----- PROVIDED DATA -----
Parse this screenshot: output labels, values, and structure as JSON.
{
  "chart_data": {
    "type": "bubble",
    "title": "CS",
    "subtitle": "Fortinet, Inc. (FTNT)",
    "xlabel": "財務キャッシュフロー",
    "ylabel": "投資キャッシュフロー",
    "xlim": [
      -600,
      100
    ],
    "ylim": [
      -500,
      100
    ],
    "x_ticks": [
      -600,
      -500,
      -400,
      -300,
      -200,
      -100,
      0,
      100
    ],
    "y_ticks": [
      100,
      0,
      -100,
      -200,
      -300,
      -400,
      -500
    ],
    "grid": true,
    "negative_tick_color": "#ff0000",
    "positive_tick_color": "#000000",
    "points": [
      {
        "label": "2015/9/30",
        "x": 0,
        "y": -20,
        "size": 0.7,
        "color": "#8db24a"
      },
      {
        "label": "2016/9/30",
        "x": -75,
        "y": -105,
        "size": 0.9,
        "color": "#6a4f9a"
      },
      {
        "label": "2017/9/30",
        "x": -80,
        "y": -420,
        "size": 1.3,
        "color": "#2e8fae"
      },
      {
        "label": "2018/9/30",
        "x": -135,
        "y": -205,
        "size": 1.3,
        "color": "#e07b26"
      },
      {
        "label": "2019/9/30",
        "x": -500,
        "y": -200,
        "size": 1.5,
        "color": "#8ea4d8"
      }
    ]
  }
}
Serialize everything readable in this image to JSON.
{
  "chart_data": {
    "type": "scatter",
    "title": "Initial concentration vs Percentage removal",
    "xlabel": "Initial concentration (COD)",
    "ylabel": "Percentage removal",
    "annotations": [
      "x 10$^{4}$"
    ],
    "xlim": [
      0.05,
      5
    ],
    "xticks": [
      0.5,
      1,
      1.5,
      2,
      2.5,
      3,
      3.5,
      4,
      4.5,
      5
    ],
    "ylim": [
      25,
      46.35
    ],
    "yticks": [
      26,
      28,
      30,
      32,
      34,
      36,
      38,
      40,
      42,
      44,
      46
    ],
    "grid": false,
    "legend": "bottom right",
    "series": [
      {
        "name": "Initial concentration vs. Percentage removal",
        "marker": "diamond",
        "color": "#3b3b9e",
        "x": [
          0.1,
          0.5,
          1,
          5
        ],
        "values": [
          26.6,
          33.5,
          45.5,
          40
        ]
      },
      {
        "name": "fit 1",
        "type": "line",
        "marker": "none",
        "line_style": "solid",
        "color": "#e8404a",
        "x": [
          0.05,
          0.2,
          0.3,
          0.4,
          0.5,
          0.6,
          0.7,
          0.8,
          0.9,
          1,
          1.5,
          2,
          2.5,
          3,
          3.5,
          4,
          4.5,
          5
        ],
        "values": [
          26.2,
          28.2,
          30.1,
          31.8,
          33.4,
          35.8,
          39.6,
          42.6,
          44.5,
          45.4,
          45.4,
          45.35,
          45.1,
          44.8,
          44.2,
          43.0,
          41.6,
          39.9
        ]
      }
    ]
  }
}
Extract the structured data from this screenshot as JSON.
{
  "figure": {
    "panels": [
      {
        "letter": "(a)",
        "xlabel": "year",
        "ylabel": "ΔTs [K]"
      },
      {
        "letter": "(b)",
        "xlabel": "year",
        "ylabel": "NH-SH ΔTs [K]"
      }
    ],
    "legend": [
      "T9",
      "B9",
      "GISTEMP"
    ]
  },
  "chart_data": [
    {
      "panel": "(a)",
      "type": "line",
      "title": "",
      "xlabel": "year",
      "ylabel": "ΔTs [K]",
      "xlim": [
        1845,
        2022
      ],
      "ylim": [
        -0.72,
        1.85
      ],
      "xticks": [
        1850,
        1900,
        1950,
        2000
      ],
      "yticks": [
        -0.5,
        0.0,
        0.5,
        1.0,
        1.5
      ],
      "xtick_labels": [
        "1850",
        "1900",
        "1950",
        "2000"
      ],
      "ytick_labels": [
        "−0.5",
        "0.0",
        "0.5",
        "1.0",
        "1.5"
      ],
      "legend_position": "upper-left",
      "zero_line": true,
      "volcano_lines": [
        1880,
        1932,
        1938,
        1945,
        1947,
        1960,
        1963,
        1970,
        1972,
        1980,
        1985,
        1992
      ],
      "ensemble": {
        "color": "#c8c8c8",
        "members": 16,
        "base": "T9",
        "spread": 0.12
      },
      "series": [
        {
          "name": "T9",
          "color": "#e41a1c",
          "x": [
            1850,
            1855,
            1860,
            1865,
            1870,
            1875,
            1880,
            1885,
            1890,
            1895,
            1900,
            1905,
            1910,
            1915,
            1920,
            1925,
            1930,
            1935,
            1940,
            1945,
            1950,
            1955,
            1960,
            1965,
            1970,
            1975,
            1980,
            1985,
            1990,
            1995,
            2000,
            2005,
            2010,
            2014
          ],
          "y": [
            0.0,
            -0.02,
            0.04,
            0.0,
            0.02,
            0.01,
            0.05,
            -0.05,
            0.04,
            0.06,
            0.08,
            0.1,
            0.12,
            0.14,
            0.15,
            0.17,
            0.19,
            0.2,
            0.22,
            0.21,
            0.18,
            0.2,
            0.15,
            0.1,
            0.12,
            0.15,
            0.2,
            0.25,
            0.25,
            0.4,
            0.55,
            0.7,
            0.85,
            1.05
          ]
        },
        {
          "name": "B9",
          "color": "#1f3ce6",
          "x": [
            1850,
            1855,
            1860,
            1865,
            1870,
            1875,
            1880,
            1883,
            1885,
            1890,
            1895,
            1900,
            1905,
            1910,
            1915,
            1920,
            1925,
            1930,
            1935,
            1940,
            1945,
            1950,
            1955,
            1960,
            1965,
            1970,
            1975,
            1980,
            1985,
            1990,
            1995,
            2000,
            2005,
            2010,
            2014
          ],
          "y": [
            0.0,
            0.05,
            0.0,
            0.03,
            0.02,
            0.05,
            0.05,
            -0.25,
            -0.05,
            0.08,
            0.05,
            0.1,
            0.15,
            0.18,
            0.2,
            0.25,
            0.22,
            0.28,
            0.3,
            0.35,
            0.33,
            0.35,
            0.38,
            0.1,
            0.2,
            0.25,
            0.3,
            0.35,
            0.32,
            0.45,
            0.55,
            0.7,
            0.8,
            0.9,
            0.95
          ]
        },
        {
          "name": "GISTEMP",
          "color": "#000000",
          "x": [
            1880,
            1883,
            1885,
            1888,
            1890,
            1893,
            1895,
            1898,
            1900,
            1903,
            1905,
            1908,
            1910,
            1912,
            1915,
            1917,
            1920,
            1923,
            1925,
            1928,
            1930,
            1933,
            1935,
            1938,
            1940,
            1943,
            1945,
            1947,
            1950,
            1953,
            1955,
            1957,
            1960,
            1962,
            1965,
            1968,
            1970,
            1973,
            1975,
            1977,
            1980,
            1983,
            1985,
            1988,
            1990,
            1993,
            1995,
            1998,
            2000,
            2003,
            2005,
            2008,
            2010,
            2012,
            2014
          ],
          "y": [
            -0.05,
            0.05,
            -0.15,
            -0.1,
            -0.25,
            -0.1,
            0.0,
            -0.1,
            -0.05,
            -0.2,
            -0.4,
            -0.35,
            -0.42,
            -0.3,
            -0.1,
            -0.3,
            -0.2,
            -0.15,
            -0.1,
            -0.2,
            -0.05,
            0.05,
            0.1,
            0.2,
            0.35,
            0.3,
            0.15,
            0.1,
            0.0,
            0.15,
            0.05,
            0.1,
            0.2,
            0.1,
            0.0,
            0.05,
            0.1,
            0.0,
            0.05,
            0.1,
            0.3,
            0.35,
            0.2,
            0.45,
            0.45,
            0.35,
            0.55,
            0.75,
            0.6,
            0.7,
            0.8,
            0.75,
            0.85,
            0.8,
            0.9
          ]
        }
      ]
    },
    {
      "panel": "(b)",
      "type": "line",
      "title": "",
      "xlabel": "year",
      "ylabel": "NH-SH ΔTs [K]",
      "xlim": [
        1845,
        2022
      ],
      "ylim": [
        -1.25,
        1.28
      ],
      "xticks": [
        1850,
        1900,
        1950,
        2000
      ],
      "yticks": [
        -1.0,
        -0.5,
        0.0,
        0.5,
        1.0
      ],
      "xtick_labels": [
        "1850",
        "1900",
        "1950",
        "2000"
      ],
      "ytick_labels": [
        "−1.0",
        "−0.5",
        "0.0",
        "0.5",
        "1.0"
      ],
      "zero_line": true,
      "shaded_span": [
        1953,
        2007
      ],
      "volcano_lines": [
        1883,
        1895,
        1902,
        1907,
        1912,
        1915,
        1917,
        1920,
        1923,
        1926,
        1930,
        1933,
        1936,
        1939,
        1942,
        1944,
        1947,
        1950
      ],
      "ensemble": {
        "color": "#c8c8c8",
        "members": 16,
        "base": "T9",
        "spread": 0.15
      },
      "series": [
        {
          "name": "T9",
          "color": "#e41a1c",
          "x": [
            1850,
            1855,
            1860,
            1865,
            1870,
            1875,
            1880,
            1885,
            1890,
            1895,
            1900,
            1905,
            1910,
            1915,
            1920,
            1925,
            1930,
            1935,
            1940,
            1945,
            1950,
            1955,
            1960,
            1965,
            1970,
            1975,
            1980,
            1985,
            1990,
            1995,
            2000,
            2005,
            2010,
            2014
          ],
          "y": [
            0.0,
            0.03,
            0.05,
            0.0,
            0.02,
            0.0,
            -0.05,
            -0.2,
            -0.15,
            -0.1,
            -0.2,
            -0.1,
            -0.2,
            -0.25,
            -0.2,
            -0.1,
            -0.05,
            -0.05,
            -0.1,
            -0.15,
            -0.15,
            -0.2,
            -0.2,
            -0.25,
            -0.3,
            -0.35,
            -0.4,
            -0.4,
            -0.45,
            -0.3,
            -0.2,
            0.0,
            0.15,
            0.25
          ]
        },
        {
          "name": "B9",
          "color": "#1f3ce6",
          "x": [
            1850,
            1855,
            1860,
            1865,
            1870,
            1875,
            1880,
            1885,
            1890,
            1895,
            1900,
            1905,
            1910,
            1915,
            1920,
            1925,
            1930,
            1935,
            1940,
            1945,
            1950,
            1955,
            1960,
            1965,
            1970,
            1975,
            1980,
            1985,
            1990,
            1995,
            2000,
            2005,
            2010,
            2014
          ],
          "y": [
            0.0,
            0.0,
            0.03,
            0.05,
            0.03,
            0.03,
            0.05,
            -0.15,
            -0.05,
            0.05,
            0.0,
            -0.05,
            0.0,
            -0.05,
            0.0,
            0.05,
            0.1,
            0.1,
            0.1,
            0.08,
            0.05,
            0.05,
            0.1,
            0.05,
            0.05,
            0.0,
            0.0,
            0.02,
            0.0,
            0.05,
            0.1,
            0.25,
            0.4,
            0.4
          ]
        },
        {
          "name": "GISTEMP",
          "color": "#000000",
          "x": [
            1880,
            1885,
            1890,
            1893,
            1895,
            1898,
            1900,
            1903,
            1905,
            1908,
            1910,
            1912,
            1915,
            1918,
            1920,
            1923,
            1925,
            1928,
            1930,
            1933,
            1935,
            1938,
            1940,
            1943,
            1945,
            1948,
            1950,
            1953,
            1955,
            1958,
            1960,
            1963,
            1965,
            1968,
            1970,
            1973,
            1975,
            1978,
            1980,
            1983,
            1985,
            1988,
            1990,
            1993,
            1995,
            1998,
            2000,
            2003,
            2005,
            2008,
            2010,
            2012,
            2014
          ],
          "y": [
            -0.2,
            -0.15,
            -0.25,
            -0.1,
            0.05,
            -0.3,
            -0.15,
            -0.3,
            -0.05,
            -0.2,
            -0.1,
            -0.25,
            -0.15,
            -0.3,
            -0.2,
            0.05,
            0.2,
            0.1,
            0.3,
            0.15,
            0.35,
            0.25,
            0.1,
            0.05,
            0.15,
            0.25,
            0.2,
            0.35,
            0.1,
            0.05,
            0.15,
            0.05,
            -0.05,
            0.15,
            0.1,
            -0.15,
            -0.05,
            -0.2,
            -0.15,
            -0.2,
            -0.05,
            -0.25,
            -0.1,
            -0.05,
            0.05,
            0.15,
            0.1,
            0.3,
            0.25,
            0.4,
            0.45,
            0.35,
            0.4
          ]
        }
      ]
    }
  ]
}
-----
TASK REQUIREMENTS
State how many lines of the data include the word "this", with nothing else.

COMPLETE OUTPUT
3